---- Source records
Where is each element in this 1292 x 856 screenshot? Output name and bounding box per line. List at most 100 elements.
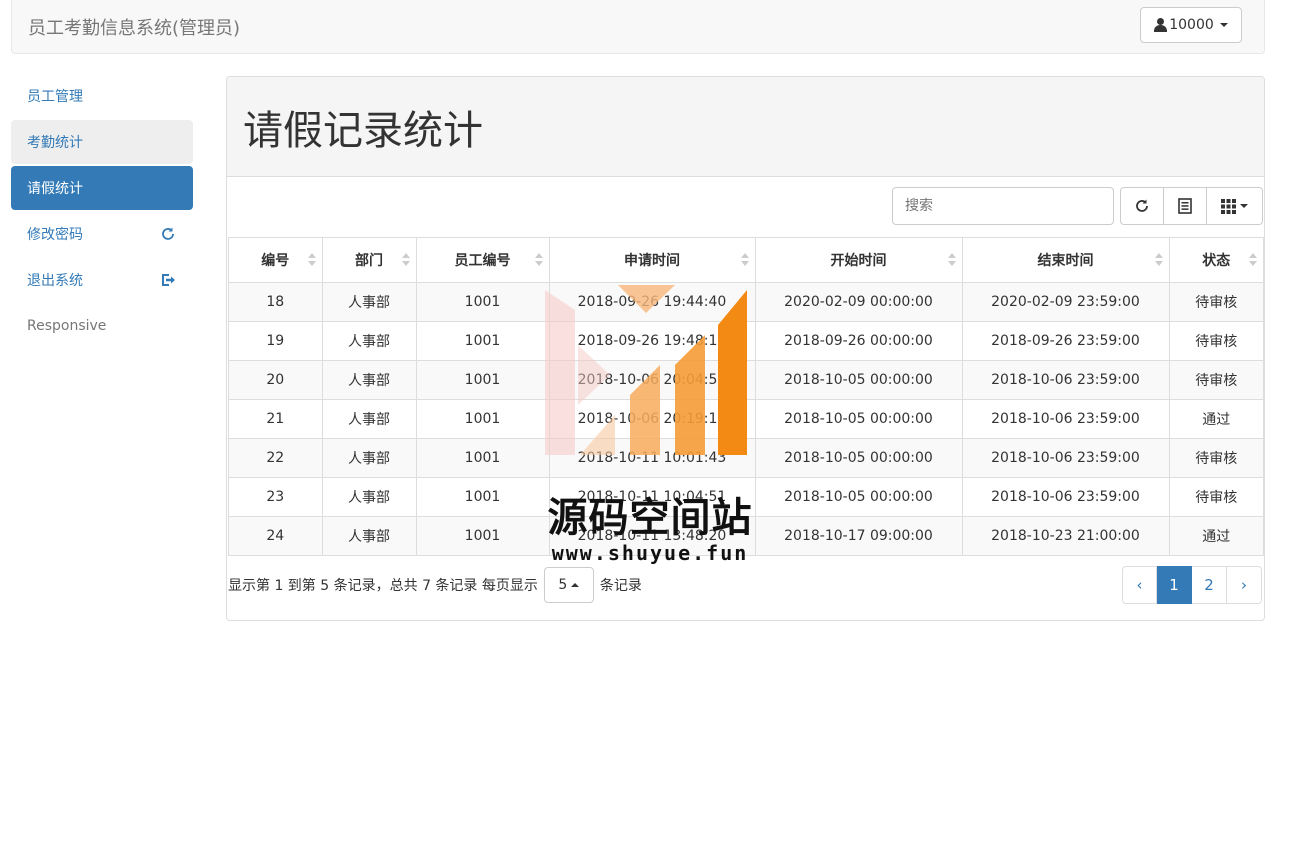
sort-icon (740, 253, 749, 267)
cell-department: 人事部 (322, 437, 417, 477)
page-next-button[interactable]: › (1227, 566, 1262, 604)
cell-department: 人事部 (322, 476, 417, 516)
chevron-down-icon (1219, 23, 1228, 27)
table-row[interactable]: 24 人事部 1001 2018-10-11 13:48:20 2018-10-… (229, 515, 1263, 555)
cell-apply-time: 2018-09-26 19:48:18 (549, 320, 756, 360)
cell-id: 19 (229, 320, 323, 360)
pagination-info-suffix: 条记录 (599, 578, 642, 594)
chevron-down-icon (1240, 204, 1248, 208)
cell-status: 通过 (1169, 398, 1263, 438)
table-row[interactable]: 20 人事部 1001 2018-10-06 20:04:57 2018-10-… (229, 359, 1263, 399)
cell-start-time: 2018-09-26 00:00:00 (755, 320, 963, 360)
toggle-view-icon (1178, 198, 1192, 214)
column-header-end-time[interactable]: 结束时间 (962, 238, 1170, 283)
cell-id: 24 (229, 515, 323, 555)
cell-end-time: 2018-10-23 21:00:00 (962, 515, 1170, 555)
sort-icon (401, 253, 410, 267)
refresh-icon (160, 226, 176, 242)
cell-apply-time: 2018-10-06 20:19:17 (549, 398, 756, 438)
toolbar-button-group (1120, 187, 1263, 225)
cell-id: 22 (229, 437, 323, 477)
cell-id: 20 (229, 359, 323, 399)
chevron-up-icon (571, 583, 580, 587)
sort-icon (1154, 253, 1163, 267)
cell-apply-time: 2018-10-11 13:48:20 (549, 515, 756, 555)
sort-icon (947, 253, 956, 267)
cell-employee-id: 1001 (416, 437, 550, 477)
cell-department: 人事部 (322, 281, 417, 321)
cell-start-time: 2018-10-17 09:00:00 (755, 515, 963, 555)
sort-icon (307, 253, 316, 267)
cell-end-time: 2018-10-06 23:59:00 (962, 476, 1170, 516)
column-header-start-time[interactable]: 开始时间 (755, 238, 963, 283)
sidebar-item-label: 员工管理 (27, 89, 83, 105)
sidebar-item-logout[interactable]: 退出系统 (11, 258, 193, 302)
table-header-row: 编号 部门 员工编号 申请时间 开始时间 结束时间 状态 (229, 238, 1263, 283)
cell-department: 人事部 (322, 359, 417, 399)
cell-end-time: 2018-10-06 23:59:00 (962, 359, 1170, 399)
page-2-button[interactable]: 2 (1192, 566, 1227, 604)
cell-start-time: 2018-10-05 00:00:00 (755, 359, 963, 399)
page-1-button[interactable]: 1 (1157, 566, 1192, 604)
column-header-id[interactable]: 编号 (229, 238, 323, 283)
page-size-dropdown[interactable]: 5 (543, 567, 594, 603)
logout-icon (160, 272, 176, 288)
table-row[interactable]: 21 人事部 1001 2018-10-06 20:19:17 2018-10-… (229, 398, 1263, 438)
table-row[interactable]: 22 人事部 1001 2018-10-11 10:01:43 2018-10-… (229, 437, 1263, 477)
columns-button[interactable] (1207, 187, 1263, 225)
table-row[interactable]: 19 人事部 1001 2018-09-26 19:48:18 2018-09-… (229, 320, 1263, 360)
cell-start-time: 2018-10-05 00:00:00 (755, 476, 963, 516)
sidebar-item-employee-management[interactable]: 员工管理 (11, 74, 193, 118)
user-label: 10000 (1169, 17, 1214, 33)
user-menu-button[interactable]: 10000 (1140, 7, 1242, 43)
refresh-button[interactable] (1120, 187, 1164, 225)
sidebar-item-leave-stats[interactable]: 请假统计 (11, 166, 193, 210)
pagination-info-text: 显示第 1 到第 5 条记录，总共 7 条记录 每页显示 (228, 578, 538, 594)
column-header-apply-time[interactable]: 申请时间 (549, 238, 756, 283)
refresh-icon (1136, 199, 1148, 212)
cell-employee-id: 1001 (416, 398, 550, 438)
main-panel: 请假记录统计 编号 部门 员工编号 申请时间 (226, 76, 1265, 621)
sidebar-item-label: 考勤统计 (27, 135, 83, 151)
cell-status: 待审核 (1169, 281, 1263, 321)
cell-start-time: 2018-10-05 00:00:00 (755, 398, 963, 438)
sort-icon (1249, 253, 1257, 267)
table-row[interactable]: 23 人事部 1001 2018-10-11 10:04:51 2018-10-… (229, 476, 1263, 516)
cell-status: 待审核 (1169, 476, 1263, 516)
cell-status: 待审核 (1169, 359, 1263, 399)
cell-employee-id: 1001 (416, 515, 550, 555)
cell-id: 18 (229, 281, 323, 321)
toggle-view-button[interactable] (1164, 187, 1207, 225)
cell-employee-id: 1001 (416, 476, 550, 516)
app-title[interactable]: 员工考勤信息系统(管理员) (28, 14, 240, 40)
user-icon (1154, 18, 1168, 32)
pagination: ‹ 1 2 › (1122, 566, 1262, 604)
cell-apply-time: 2018-10-11 10:04:51 (549, 476, 756, 516)
sidebar-item-label: 请假统计 (27, 181, 83, 197)
table-row[interactable]: 18 人事部 1001 2018-09-26 19:44:40 2020-02-… (229, 281, 1263, 321)
cell-department: 人事部 (322, 398, 417, 438)
cell-end-time: 2018-10-06 23:59:00 (962, 398, 1170, 438)
cell-status: 待审核 (1169, 437, 1263, 477)
page-prev-button[interactable]: ‹ (1122, 566, 1157, 604)
cell-employee-id: 1001 (416, 320, 550, 360)
cell-apply-time: 2018-10-06 20:04:57 (549, 359, 756, 399)
cell-end-time: 2018-09-26 23:59:00 (962, 320, 1170, 360)
page-size-value: 5 (558, 577, 568, 593)
cell-status: 待审核 (1169, 320, 1263, 360)
column-header-department[interactable]: 部门 (322, 238, 417, 283)
cell-end-time: 2020-02-09 23:59:00 (962, 281, 1170, 321)
column-header-employee-id[interactable]: 员工编号 (416, 238, 550, 283)
cell-department: 人事部 (322, 515, 417, 555)
sidebar-item-change-password[interactable]: 修改密码 (11, 212, 193, 256)
cell-start-time: 2020-02-09 00:00:00 (755, 281, 963, 321)
search-input[interactable] (892, 187, 1114, 225)
sidebar-item-attendance-stats[interactable]: 考勤统计 (11, 120, 193, 164)
cell-apply-time: 2018-09-26 19:44:40 (549, 281, 756, 321)
cell-id: 21 (229, 398, 323, 438)
cell-employee-id: 1001 (416, 359, 550, 399)
sidebar-item-responsive[interactable]: Responsive (11, 304, 193, 348)
cell-employee-id: 1001 (416, 281, 550, 321)
sort-icon (534, 253, 543, 267)
column-header-status[interactable]: 状态 (1169, 238, 1263, 283)
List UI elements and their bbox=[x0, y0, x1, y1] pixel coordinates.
--------
Rewrite the data starting at the line containing "sort-icon (740, 253, 749, 267)" and ending at the line containing "cell-status: 通过 (1169, 398, 1263, 438)", renaming "cell-department" to "cell-dept" and leaving everything else unchanged.

> **Result**:
sort-icon (740, 253, 749, 267)
cell-dept: 人事部 (322, 437, 417, 477)
page-next-button[interactable]: › (1227, 566, 1262, 604)
cell-dept: 人事部 (322, 476, 417, 516)
chevron-down-icon (1219, 23, 1228, 27)
table-row[interactable]: 24 人事部 1001 2018-10-11 13:48:20 2018-10-… (229, 515, 1263, 555)
cell-apply-time: 2018-09-26 19:48:18 (549, 320, 756, 360)
cell-id: 19 (229, 320, 323, 360)
pagination-info-suffix: 条记录 (599, 578, 642, 594)
chevron-down-icon (1240, 204, 1248, 208)
cell-status: 通过 (1169, 398, 1263, 438)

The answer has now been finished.